_Job_
Gather each line containing the string "elleni" from these entries.

Extracted records
-*-*-

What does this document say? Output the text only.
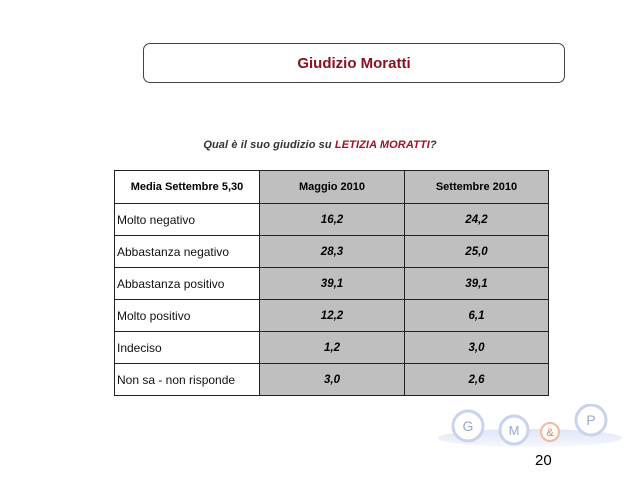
Giudizio Moratti
Qual è il suo giudizio su LETIZIA MORATTI?
Media Settembre 5,30	Maggio 2010	Settembre 2010
Molto negativo	16,2	24,2
Abbastanza negativo	28,3	25,0
Abbastanza positivo	39,1	39,1
Molto positivo	12,2	6,1
Indeciso	1,2	3,0
Non sa - non risponde	3,0	2,6
G	M &
P
20
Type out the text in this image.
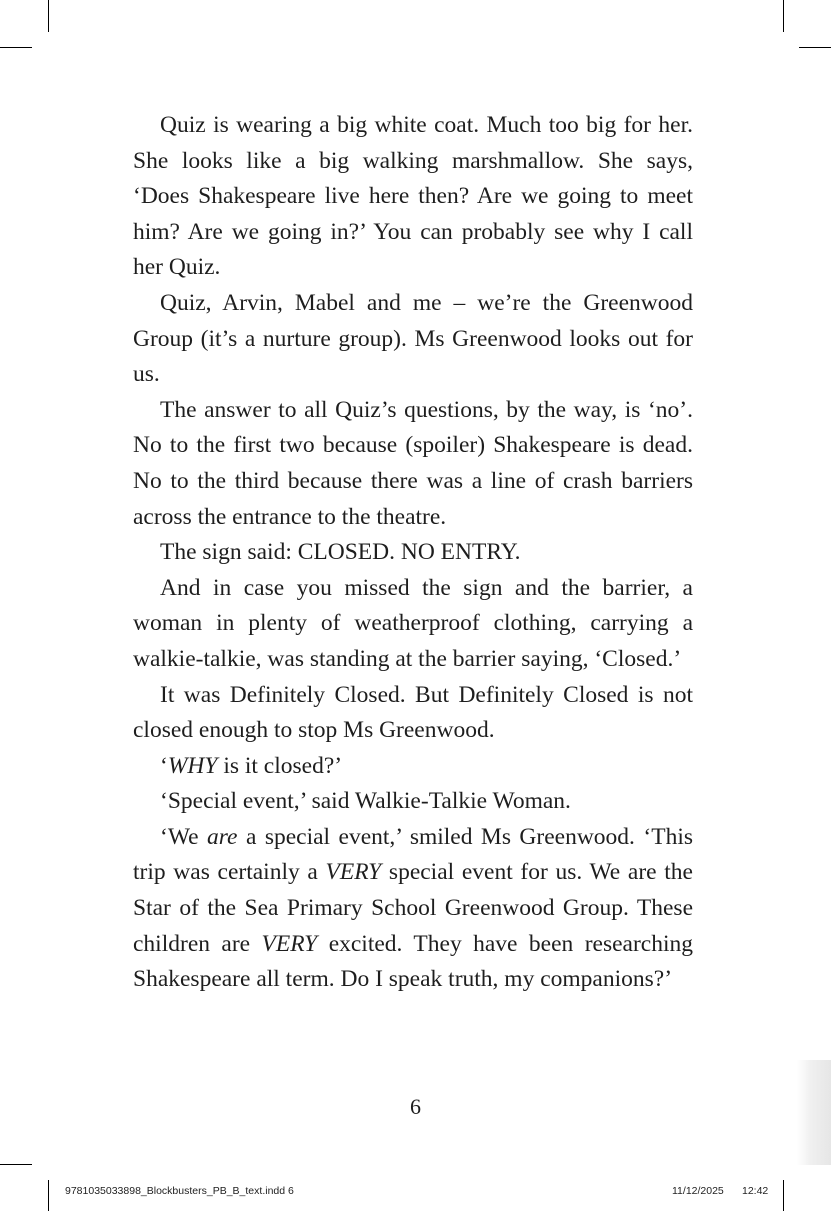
Quiz is wearing a big white coat. Much too big for her. She looks like a big walking marshmallow. She says, ‘Does Shakespeare live here then? Are we going to meet him? Are we going in?’ You can probably see why I call her Quiz.

Quiz, Arvin, Mabel and me – we’re the Greenwood Group (it’s a nurture group). Ms Greenwood looks out for us.

The answer to all Quiz’s questions, by the way, is ‘no’. No to the first two because (spoiler) Shakespeare is dead. No to the third because there was a line of crash barriers across the entrance to the theatre.

The sign said: CLOSED. NO ENTRY.

And in case you missed the sign and the barrier, a woman in plenty of weatherproof clothing, carrying a walkie-talkie, was standing at the barrier saying, ‘Closed.’

It was Definitely Closed. But Definitely Closed is not closed enough to stop Ms Greenwood.

‘WHY is it closed?’

‘Special event,’ said Walkie-Talkie Woman.

‘We are a special event,’ smiled Ms Greenwood. ‘This trip was certainly a VERY special event for us. We are the Star of the Sea Primary School Greenwood Group. These children are VERY excited. They have been researching Shakespeare all term. Do I speak truth, my companions?’

6
9781035033898_Blockbusters_PB_B_text.indd 6	11/12/2025 12:42
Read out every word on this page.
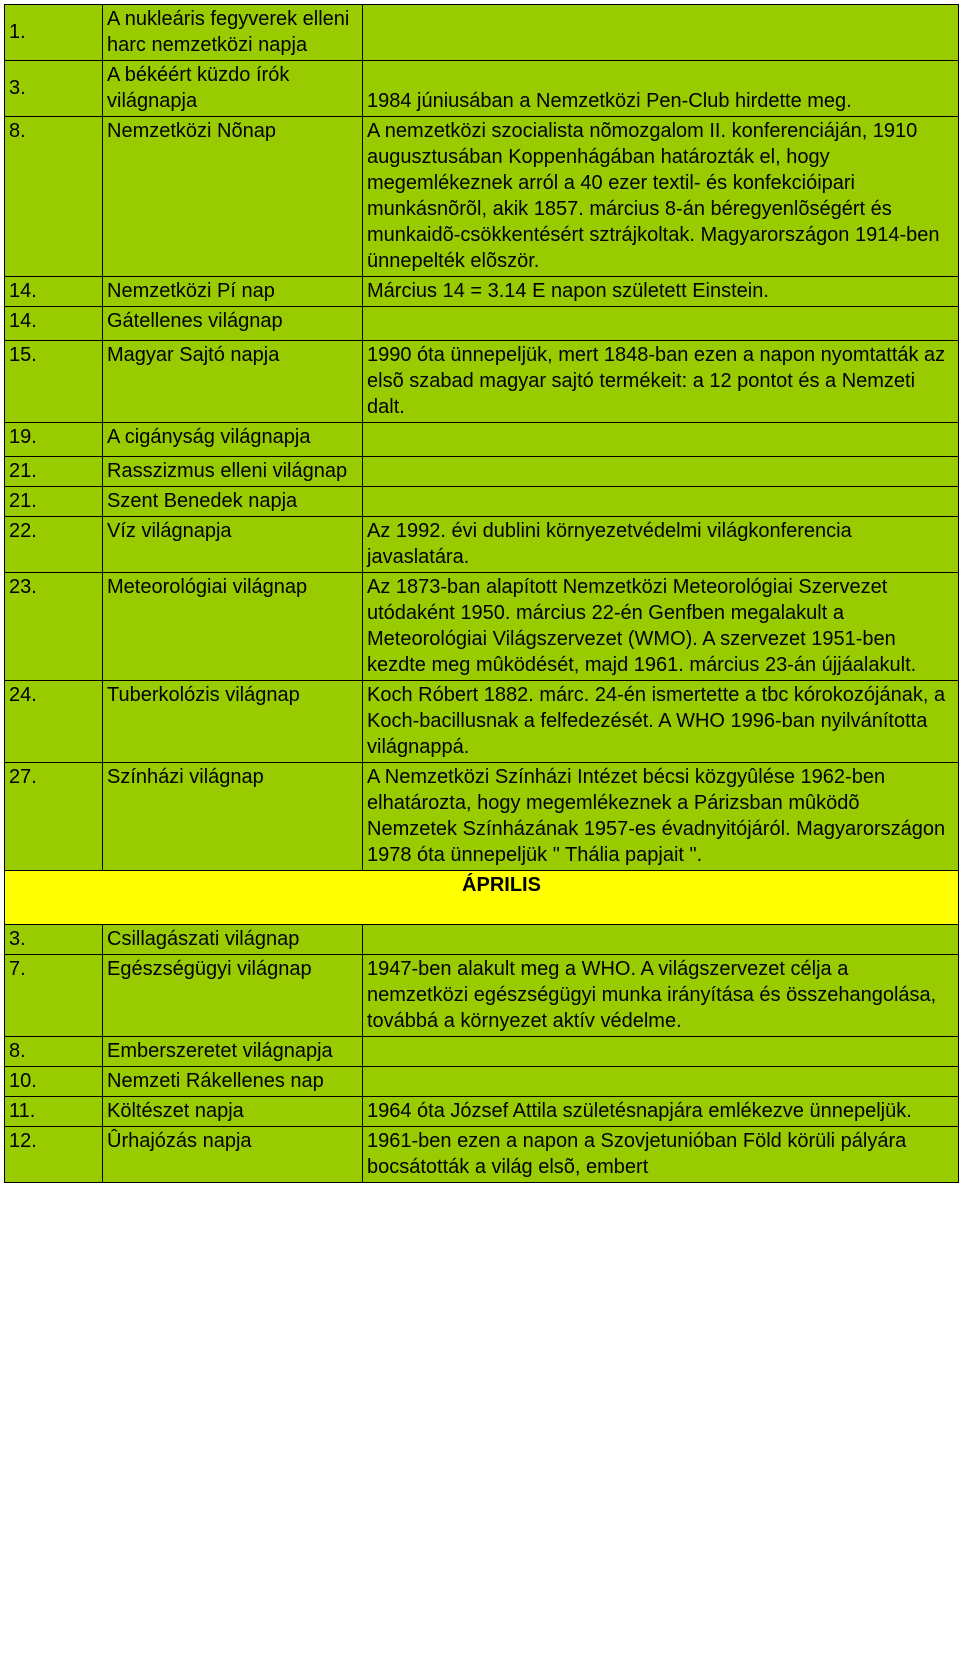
1.	A nukleáris fegyverek elleni harc nemzetközi napja	
3.	A békéért küzdo írók világnapja	1984 júniusában a Nemzetközi Pen-Club hirdette meg.
8.	Nemzetközi Nõnap	A nemzetközi szocialista nõmozgalom II. konferenciáján, 1910 augusztusában Koppenhágában határozták el, hogy megemlékeznek arról a 40 ezer textil- és konfekcióipari munkásnõrõl, akik 1857. március 8-án béregyenlõségért és munkaidõ-csökkentésért sztrájkoltak. Magyarországon 1914-ben ünnepelték elõször.
14.	Nemzetközi Pí nap	Március 14 = 3.14 E napon született Einstein.
14.	Gátellenes világnap	
15.	Magyar Sajtó napja	1990 óta ünnepeljük, mert 1848-ban ezen a napon nyomtatták az elsõ szabad magyar sajtó termékeit: a 12 pontot és a Nemzeti dalt.
19.	A cigányság világnapja	
21.	Rasszizmus elleni világnap	
21.	Szent Benedek napja	
22.	Víz világnapja	Az 1992. évi dublini környezetvédelmi világkonferencia javaslatára.
23.	Meteorológiai világnap	Az 1873-ban alapított Nemzetközi Meteorológiai Szervezet utódaként 1950. március 22-én Genfben megalakult a Meteorológiai Világszervezet (WMO). A szervezet 1951-ben kezdte meg mûködését, majd 1961. március 23-án újjáalakult.
24.	Tuberkolózis világnap	Koch Róbert 1882. márc. 24-én ismertette a tbc kórokozójának, a Koch-bacillusnak a felfedezését. A WHO 1996-ban nyilvánította világnappá.
27.	Színházi világnap	A Nemzetközi Színházi Intézet bécsi közgyûlése 1962-ben elhatározta, hogy megemlékeznek a Párizsban mûködõ Nemzetek Színházának 1957-es évadnyitójáról. Magyarországon 1978 óta ünnepeljük " Thália papjait ".
ÁPRILIS		
3.	Csillagászati világnap	
7.	Egészségügyi világnap	1947-ben alakult meg a WHO. A világszervezet célja a nemzetközi egészségügyi munka irányítása és összehangolása, továbbá a környezet aktív védelme.
8.	Emberszeretet világnapja	
10.	Nemzeti Rákellenes nap	
11.	Költészet napja	1964 óta József Attila születésnapjára emlékezve ünnepeljük.
12.	Ûrhajózás napja	1961-ben ezen a napon a Szovjetunióban Föld körüli pályára bocsátották a világ elsõ, embert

-*-*-

_Task response_
1.	A nukleáris fegyverek elleni harc nemzetközi napja	
21.	Rasszizmus elleni világnap	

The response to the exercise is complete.